● **Exercise inputs**
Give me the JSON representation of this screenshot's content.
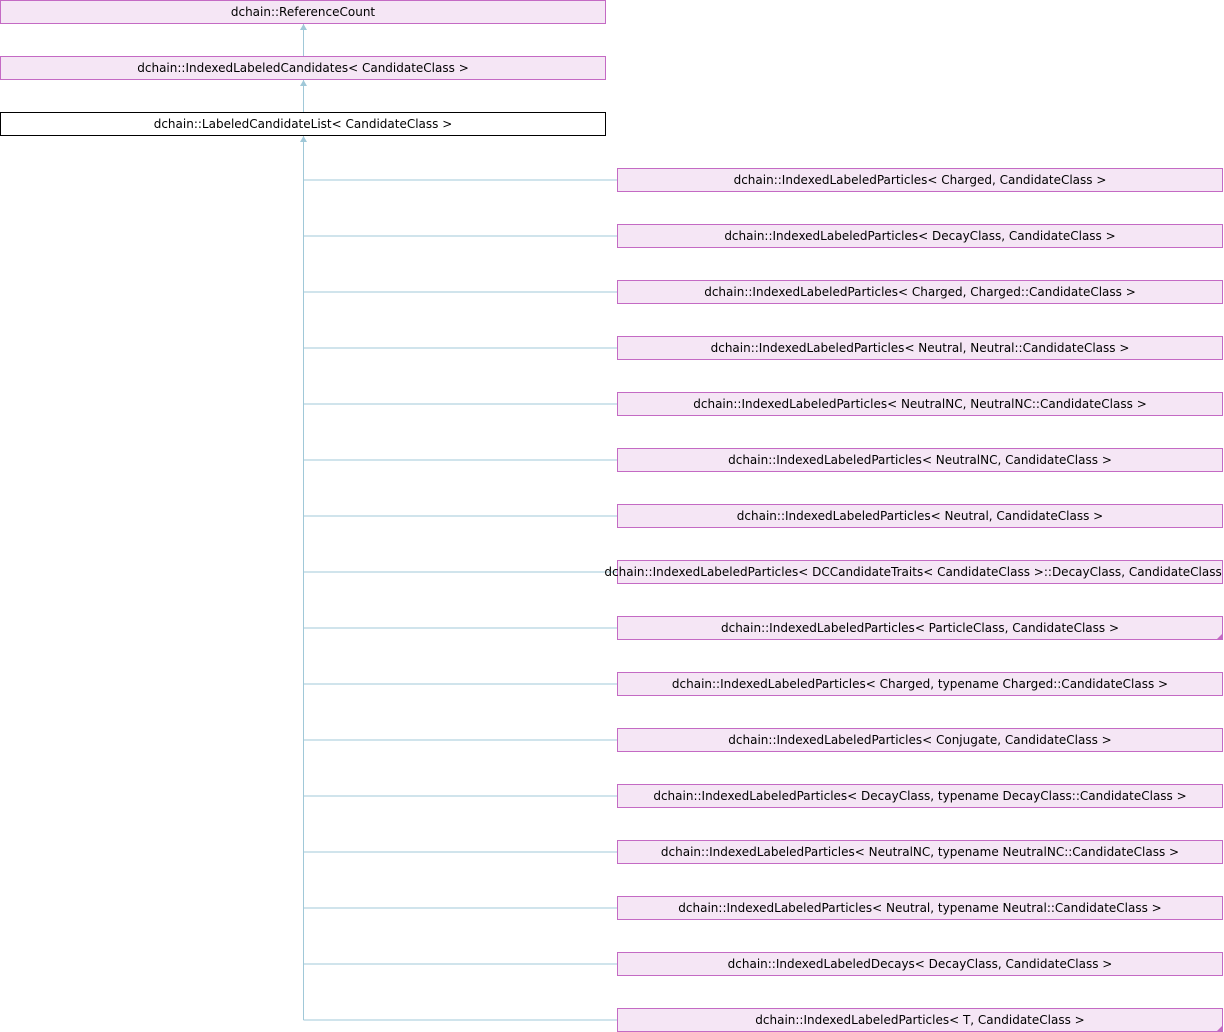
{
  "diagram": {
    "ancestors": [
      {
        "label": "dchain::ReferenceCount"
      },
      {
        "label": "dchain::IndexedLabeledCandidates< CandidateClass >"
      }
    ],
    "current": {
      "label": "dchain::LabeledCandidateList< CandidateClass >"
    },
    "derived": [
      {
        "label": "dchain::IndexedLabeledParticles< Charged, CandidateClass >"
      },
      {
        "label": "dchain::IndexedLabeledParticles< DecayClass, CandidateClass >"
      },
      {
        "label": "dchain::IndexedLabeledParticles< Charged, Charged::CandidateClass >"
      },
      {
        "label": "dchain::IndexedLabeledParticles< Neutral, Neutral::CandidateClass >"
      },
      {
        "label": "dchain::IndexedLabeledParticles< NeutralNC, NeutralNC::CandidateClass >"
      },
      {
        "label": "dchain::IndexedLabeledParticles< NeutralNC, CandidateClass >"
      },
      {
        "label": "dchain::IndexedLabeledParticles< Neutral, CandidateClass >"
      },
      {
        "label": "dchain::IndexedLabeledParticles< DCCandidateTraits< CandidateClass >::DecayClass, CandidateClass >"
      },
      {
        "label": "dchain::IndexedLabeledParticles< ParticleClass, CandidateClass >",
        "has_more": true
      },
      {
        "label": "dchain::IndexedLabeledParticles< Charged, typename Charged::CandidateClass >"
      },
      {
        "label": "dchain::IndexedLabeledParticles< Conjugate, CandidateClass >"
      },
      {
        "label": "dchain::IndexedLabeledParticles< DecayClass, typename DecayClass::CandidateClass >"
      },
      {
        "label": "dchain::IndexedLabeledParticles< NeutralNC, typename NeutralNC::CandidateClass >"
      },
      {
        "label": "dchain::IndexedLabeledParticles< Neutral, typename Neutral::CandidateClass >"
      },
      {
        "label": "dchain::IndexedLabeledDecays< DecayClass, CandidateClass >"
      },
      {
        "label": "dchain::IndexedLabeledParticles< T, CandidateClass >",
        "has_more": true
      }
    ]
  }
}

...

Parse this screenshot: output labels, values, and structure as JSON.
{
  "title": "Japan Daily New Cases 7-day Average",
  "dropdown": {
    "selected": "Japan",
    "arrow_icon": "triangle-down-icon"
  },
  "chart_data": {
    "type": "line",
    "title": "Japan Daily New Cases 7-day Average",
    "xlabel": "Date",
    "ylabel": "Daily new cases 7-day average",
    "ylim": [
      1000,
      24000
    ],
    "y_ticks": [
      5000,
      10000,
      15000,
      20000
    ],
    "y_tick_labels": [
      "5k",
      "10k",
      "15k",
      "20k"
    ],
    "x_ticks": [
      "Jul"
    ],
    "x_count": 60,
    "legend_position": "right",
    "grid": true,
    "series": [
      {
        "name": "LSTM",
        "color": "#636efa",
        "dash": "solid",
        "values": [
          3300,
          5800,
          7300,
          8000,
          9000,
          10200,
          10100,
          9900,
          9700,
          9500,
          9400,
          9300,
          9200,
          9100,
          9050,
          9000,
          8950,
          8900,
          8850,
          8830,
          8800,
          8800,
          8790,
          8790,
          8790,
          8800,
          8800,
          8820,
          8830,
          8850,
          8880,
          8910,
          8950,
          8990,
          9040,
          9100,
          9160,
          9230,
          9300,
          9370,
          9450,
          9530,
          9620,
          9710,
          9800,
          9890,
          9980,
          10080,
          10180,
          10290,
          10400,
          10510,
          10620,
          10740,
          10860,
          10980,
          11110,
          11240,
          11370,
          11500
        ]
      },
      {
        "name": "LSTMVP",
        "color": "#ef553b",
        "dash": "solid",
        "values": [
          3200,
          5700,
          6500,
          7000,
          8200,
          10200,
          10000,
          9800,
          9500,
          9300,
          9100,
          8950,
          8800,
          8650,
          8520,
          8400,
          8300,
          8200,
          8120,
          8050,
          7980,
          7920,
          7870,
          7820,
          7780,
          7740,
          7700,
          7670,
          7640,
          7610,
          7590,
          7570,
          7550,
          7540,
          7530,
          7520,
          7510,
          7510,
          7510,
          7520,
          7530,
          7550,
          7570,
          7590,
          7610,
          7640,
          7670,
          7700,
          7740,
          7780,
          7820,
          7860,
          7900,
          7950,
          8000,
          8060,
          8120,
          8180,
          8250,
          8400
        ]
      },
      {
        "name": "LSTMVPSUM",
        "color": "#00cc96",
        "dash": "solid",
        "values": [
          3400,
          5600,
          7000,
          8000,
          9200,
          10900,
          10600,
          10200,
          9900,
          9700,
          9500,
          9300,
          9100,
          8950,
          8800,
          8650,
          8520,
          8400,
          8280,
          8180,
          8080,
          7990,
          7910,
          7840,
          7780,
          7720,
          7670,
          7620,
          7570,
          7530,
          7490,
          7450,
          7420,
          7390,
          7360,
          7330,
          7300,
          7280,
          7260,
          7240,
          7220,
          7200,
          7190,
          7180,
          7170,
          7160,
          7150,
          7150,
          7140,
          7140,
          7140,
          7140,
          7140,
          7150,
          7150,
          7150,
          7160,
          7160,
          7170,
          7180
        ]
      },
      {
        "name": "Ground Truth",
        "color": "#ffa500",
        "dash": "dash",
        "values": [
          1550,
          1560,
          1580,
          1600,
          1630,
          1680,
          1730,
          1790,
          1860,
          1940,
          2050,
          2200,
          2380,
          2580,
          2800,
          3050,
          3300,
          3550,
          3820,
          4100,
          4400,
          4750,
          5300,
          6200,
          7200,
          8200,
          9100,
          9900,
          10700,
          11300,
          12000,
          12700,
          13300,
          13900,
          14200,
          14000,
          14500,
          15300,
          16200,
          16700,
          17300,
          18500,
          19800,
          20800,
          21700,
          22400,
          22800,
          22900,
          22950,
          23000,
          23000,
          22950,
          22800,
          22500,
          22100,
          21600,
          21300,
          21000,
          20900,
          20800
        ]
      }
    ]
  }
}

● **Work instructions**
Among the lines of the data, identify those with the word "color". Copy each of them.

● **Problem solution**
        "color": "#636efa",
        "color": "#ef553b",
        "color": "#00cc96",
        "color": "#ffa500",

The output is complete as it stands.